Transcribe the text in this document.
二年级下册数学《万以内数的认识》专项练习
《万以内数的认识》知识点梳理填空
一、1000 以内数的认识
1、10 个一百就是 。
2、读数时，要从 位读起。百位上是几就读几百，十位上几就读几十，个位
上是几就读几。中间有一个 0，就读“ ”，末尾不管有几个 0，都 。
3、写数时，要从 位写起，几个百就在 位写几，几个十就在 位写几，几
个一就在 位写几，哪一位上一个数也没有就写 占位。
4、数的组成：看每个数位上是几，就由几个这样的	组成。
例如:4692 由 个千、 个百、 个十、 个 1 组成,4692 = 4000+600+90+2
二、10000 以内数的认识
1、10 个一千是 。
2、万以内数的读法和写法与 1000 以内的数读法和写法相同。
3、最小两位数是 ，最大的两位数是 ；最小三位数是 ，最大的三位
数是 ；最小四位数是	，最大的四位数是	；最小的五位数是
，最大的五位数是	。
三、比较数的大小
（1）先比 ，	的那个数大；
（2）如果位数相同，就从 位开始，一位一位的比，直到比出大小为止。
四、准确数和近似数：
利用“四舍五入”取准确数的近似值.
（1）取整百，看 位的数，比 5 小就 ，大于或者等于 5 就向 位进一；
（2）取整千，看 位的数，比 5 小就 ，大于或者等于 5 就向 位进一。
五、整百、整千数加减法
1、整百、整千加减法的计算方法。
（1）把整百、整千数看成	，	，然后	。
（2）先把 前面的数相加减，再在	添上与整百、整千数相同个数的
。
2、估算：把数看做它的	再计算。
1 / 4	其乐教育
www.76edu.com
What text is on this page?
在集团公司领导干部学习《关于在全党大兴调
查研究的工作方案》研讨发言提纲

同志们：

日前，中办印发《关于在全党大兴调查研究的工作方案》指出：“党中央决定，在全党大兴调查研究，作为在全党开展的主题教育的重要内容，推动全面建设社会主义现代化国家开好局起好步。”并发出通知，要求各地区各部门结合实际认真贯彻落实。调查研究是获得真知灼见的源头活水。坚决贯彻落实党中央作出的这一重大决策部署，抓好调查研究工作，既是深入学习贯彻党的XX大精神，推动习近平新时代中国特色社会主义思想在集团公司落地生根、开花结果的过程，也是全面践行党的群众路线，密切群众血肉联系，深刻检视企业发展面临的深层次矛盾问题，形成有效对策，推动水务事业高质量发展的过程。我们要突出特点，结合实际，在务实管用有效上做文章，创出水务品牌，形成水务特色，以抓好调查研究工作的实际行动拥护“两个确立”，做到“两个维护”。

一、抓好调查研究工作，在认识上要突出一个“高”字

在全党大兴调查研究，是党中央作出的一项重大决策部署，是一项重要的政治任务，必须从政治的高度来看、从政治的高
──────────────────────────────
What is required: Copy out the lines from the line containing "What text is on this page?" to the end of the listing above, without alteration.

Completed exercise:
What text is on this page?
在集团公司领导干部学习《关于在全党大兴调
查研究的工作方案》研讨发言提纲

同志们：

日前，中办印发《关于在全党大兴调查研究的工作方案》指出：“党中央决定，在全党大兴调查研究，作为在全党开展的主题教育的重要内容，推动全面建设社会主义现代化国家开好局起好步。”并发出通知，要求各地区各部门结合实际认真贯彻落实。调查研究是获得真知灼见的源头活水。坚决贯彻落实党中央作出的这一重大决策部署，抓好调查研究工作，既是深入学习贯彻党的XX大精神，推动习近平新时代中国特色社会主义思想在集团公司落地生根、开花结果的过程，也是全面践行党的群众路线，密切群众血肉联系，深刻检视企业发展面临的深层次矛盾问题，形成有效对策，推动水务事业高质量发展的过程。我们要突出特点，结合实际，在务实管用有效上做文章，创出水务品牌，形成水务特色，以抓好调查研究工作的实际行动拥护“两个确立”，做到“两个维护”。

一、抓好调查研究工作，在认识上要突出一个“高”字

在全党大兴调查研究，是党中央作出的一项重大决策部署，是一项重要的政治任务，必须从政治的高度来看、从政治的高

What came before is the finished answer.